(Data entries)
--- Start ---
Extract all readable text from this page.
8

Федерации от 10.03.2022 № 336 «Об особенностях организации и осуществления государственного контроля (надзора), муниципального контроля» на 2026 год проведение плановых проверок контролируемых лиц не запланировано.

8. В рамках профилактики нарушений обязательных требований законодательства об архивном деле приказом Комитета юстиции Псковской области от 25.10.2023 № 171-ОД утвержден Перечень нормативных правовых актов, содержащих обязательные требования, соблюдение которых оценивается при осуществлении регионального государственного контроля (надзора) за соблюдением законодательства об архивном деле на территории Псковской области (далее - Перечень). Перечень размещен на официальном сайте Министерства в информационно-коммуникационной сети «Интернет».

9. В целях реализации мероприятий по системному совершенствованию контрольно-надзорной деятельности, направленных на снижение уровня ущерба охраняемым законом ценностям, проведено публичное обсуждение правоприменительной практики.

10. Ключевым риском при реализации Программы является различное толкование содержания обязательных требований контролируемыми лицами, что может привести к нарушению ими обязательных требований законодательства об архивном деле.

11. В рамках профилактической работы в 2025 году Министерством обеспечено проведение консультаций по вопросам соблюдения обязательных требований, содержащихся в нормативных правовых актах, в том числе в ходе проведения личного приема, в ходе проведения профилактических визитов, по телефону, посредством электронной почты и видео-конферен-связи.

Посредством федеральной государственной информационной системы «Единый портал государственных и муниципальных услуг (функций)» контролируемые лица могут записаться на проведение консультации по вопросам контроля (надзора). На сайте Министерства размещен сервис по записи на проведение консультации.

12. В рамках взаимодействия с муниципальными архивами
--- End ---
◆ What you are asked to do
Quote all the records. Keep every word exact.

◆ Result of this exercise
Extract all readable text from this page.
8

Федерации от 10.03.2022 № 336 «Об особенностях организации и осуществления государственного контроля (надзора), муниципального контроля» на 2026 год проведение плановых проверок контролируемых лиц не запланировано.

8. В рамках профилактики нарушений обязательных требований законодательства об архивном деле приказом Комитета юстиции Псковской области от 25.10.2023 № 171-ОД утвержден Перечень нормативных правовых актов, содержащих обязательные требования, соблюдение которых оценивается при осуществлении регионального государственного контроля (надзора) за соблюдением законодательства об архивном деле на территории Псковской области (далее - Перечень). Перечень размещен на официальном сайте Министерства в информационно-коммуникационной сети «Интернет».

9. В целях реализации мероприятий по системному совершенствованию контрольно-надзорной деятельности, направленных на снижение уровня ущерба охраняемым законом ценностям, проведено публичное обсуждение правоприменительной практики.

10. Ключевым риском при реализации Программы является различное толкование содержания обязательных требований контролируемыми лицами, что может привести к нарушению ими обязательных требований законодательства об архивном деле.

11. В рамках профилактической работы в 2025 году Министерством обеспечено проведение консультаций по вопросам соблюдения обязательных требований, содержащихся в нормативных правовых актах, в том числе в ходе проведения личного приема, в ходе проведения профилактических визитов, по телефону, посредством электронной почты и видео-конферен-связи.

Посредством федеральной государственной информационной системы «Единый портал государственных и муниципальных услуг (функций)» контролируемые лица могут записаться на проведение консультации по вопросам контроля (надзора). На сайте Министерства размещен сервис по записи на проведение консультации.

12. В рамках взаимодействия с муниципальными архивами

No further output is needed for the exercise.